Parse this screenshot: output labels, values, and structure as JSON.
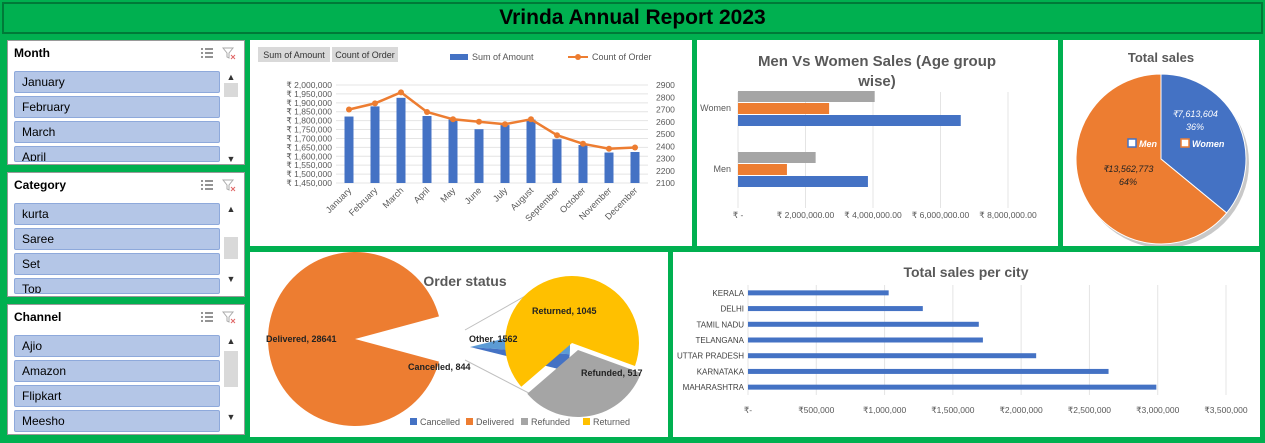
{
  "title": "Vrinda Annual Report 2023",
  "slicers": {
    "month": {
      "title": "Month",
      "items": [
        "January",
        "February",
        "March",
        "April"
      ]
    },
    "category": {
      "title": "Category",
      "items": [
        "kurta",
        "Saree",
        "Set",
        "Top"
      ]
    },
    "channel": {
      "title": "Channel",
      "items": [
        "Ajio",
        "Amazon",
        "Flipkart",
        "Meesho"
      ]
    }
  },
  "icons": {
    "multiselect": "multiselect-icon",
    "clear_filter": "clear-filter-icon",
    "scroll_up": "scroll-up-icon",
    "scroll_down": "scroll-down-icon"
  },
  "chart_data": [
    {
      "id": "monthly",
      "type": "bar",
      "title": "",
      "field_buttons": [
        "Sum of Amount",
        "Count of Order"
      ],
      "categories": [
        "January",
        "February",
        "March",
        "April",
        "May",
        "June",
        "July",
        "August",
        "September",
        "October",
        "November",
        "December"
      ],
      "series": [
        {
          "name": "Sum of Amount",
          "type": "bar",
          "color": "#4472c4",
          "axis": "left",
          "values": [
            1823000,
            1880000,
            1928000,
            1826000,
            1806000,
            1752000,
            1775000,
            1806000,
            1696000,
            1663000,
            1621000,
            1624000
          ]
        },
        {
          "name": "Count of Order",
          "type": "line",
          "color": "#ed7d31",
          "axis": "right",
          "values": [
            2700,
            2750,
            2840,
            2680,
            2620,
            2600,
            2580,
            2620,
            2490,
            2420,
            2380,
            2390
          ]
        }
      ],
      "ylim": [
        1450000,
        2000000
      ],
      "yticks": [
        "₹ 2,000,000",
        "₹ 1,950,000",
        "₹ 1,900,000",
        "₹ 1,850,000",
        "₹ 1,800,000",
        "₹ 1,750,000",
        "₹ 1,700,000",
        "₹ 1,650,000",
        "₹ 1,600,000",
        "₹ 1,550,000",
        "₹ 1,500,000",
        "₹ 1,450,000"
      ],
      "y2lim": [
        2100,
        2900
      ],
      "y2ticks": [
        "2900",
        "2800",
        "2700",
        "2600",
        "2500",
        "2400",
        "2300",
        "2200",
        "2100"
      ],
      "legend_position": "top"
    },
    {
      "id": "men-women",
      "type": "bar",
      "orientation": "horizontal",
      "title": "Men Vs Women Sales (Age group wise)",
      "categories": [
        "Women",
        "Men"
      ],
      "series": [
        {
          "color": "#a5a5a5",
          "values": [
            4050000,
            2300000
          ]
        },
        {
          "color": "#ed7d31",
          "values": [
            2700000,
            1450000
          ]
        },
        {
          "color": "#4472c4",
          "values": [
            6600000,
            3850000
          ]
        }
      ],
      "xlim": [
        0,
        8000000
      ],
      "xticks": [
        "₹ -",
        "₹ 2,000,000.00",
        "₹ 4,000,000.00",
        "₹ 6,000,000.00",
        "₹ 8,000,000.00"
      ]
    },
    {
      "id": "total-sales",
      "type": "pie",
      "title": "Total sales",
      "slices": [
        {
          "label": "Men",
          "value": 7613604,
          "text": "₹7,613,604",
          "pct": "36%",
          "color": "#4472c4"
        },
        {
          "label": "Women",
          "value": 13562773,
          "text": "₹13,562,773",
          "pct": "64%",
          "color": "#ed7d31"
        }
      ],
      "legend_position": "center"
    },
    {
      "id": "order-status",
      "type": "pie",
      "title": "Order status",
      "slices": [
        {
          "label": "Cancelled",
          "value": 844,
          "text": "Cancelled, 844",
          "color": "#4472c4"
        },
        {
          "label": "Delivered",
          "value": 28641,
          "text": "Delivered, 28641",
          "color": "#ed7d31"
        },
        {
          "label": "Refunded",
          "value": 517,
          "text": "Refunded, 517",
          "color": "#a5a5a5"
        },
        {
          "label": "Returned",
          "value": 1045,
          "text": "Returned, 1045",
          "color": "#ffc000"
        }
      ],
      "other_text": "Other, 1562",
      "legend": [
        "Cancelled",
        "Delivered",
        "Refunded",
        "Returned"
      ],
      "legend_position": "bottom"
    },
    {
      "id": "city-sales",
      "type": "bar",
      "orientation": "horizontal",
      "title": "Total sales per city",
      "categories": [
        "KERALA",
        "DELHI",
        "TAMIL NADU",
        "TELANGANA",
        "UTTAR PRADESH",
        "KARNATAKA",
        "MAHARASHTRA"
      ],
      "values": [
        1030000,
        1280000,
        1690000,
        1720000,
        2110000,
        2640000,
        2990000
      ],
      "color": "#4472c4",
      "xlim": [
        0,
        3500000
      ],
      "xticks": [
        "₹-",
        "₹500,000",
        "₹1,000,000",
        "₹1,500,000",
        "₹2,000,000",
        "₹2,500,000",
        "₹3,000,000",
        "₹3,500,000"
      ]
    }
  ]
}
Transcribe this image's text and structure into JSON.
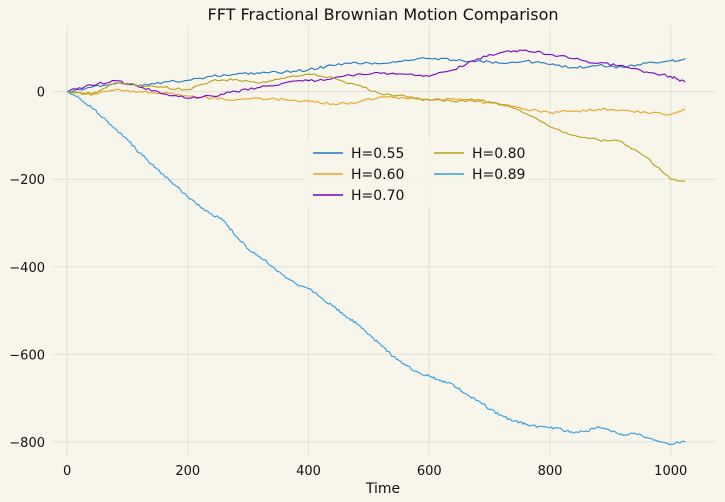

• _EXERCISE AIM_:
Copy out each line of the material that holds the word "this".

• _REPLY_:
Parse this screenshot: output labels, values, and structure as JSON.
Transcribe this image's text and structure into JSON.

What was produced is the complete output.